-------- RAW RECORDS

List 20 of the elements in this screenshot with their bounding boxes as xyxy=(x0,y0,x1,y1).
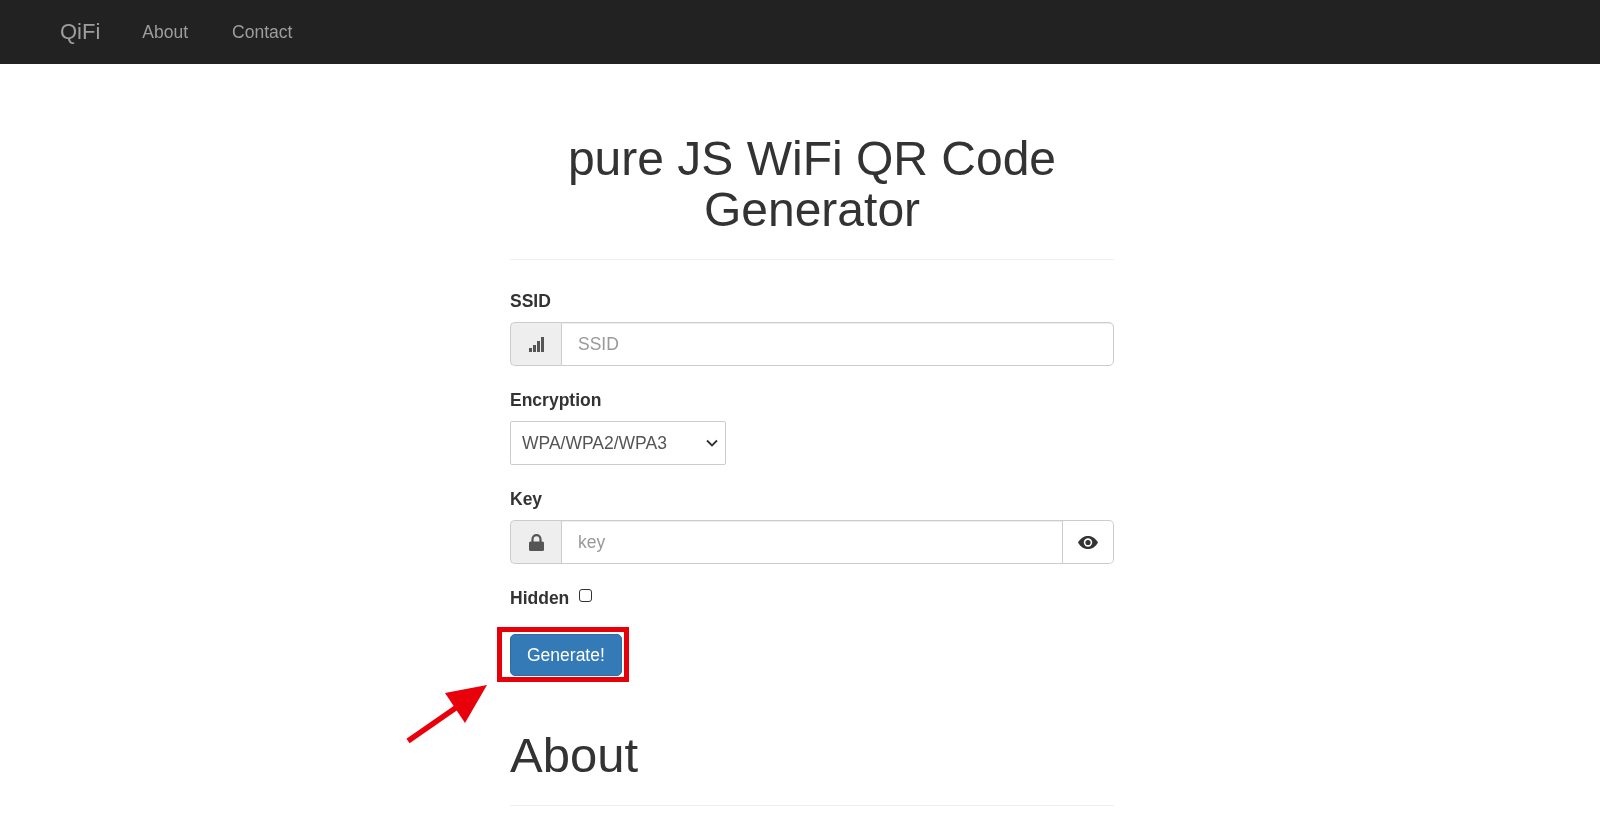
chevron-down-icon xyxy=(706,439,718,447)
arrow-icon xyxy=(405,683,489,745)
show-key-button[interactable] xyxy=(1063,520,1114,564)
ssid-field[interactable]: SSID xyxy=(561,322,1114,366)
field-label: Key xyxy=(510,488,544,511)
field-label: SSID xyxy=(510,290,552,313)
brand-link[interactable]: QiFi xyxy=(60,18,101,46)
nav-link[interactable]: Contact xyxy=(232,20,293,44)
signal-bars-icon xyxy=(528,336,544,352)
encryption-select[interactable]: WPA/WPA2/WPA3 xyxy=(510,421,726,465)
generate-button[interactable]: Generate! xyxy=(510,634,622,676)
lock-icon xyxy=(528,533,544,551)
page-title: pure JS WiFi QR Code Generator xyxy=(566,133,1058,235)
field-label: Encryption xyxy=(510,389,603,412)
checkbox-label: Hidden xyxy=(510,587,570,610)
eye-icon xyxy=(1078,535,1098,549)
section-heading: About xyxy=(510,730,640,781)
key-field[interactable]: key xyxy=(561,520,1063,564)
nav-link[interactable]: About xyxy=(142,20,189,44)
checkbox[interactable] xyxy=(579,589,593,602)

----------------

> _PROBLEM_
Collect every line above that contains the word "About".

> _RESPONSE TO THIS EXERCISE_
section-heading: About xyxy=(510,730,640,781)
nav-link[interactable]: About xyxy=(142,20,189,44)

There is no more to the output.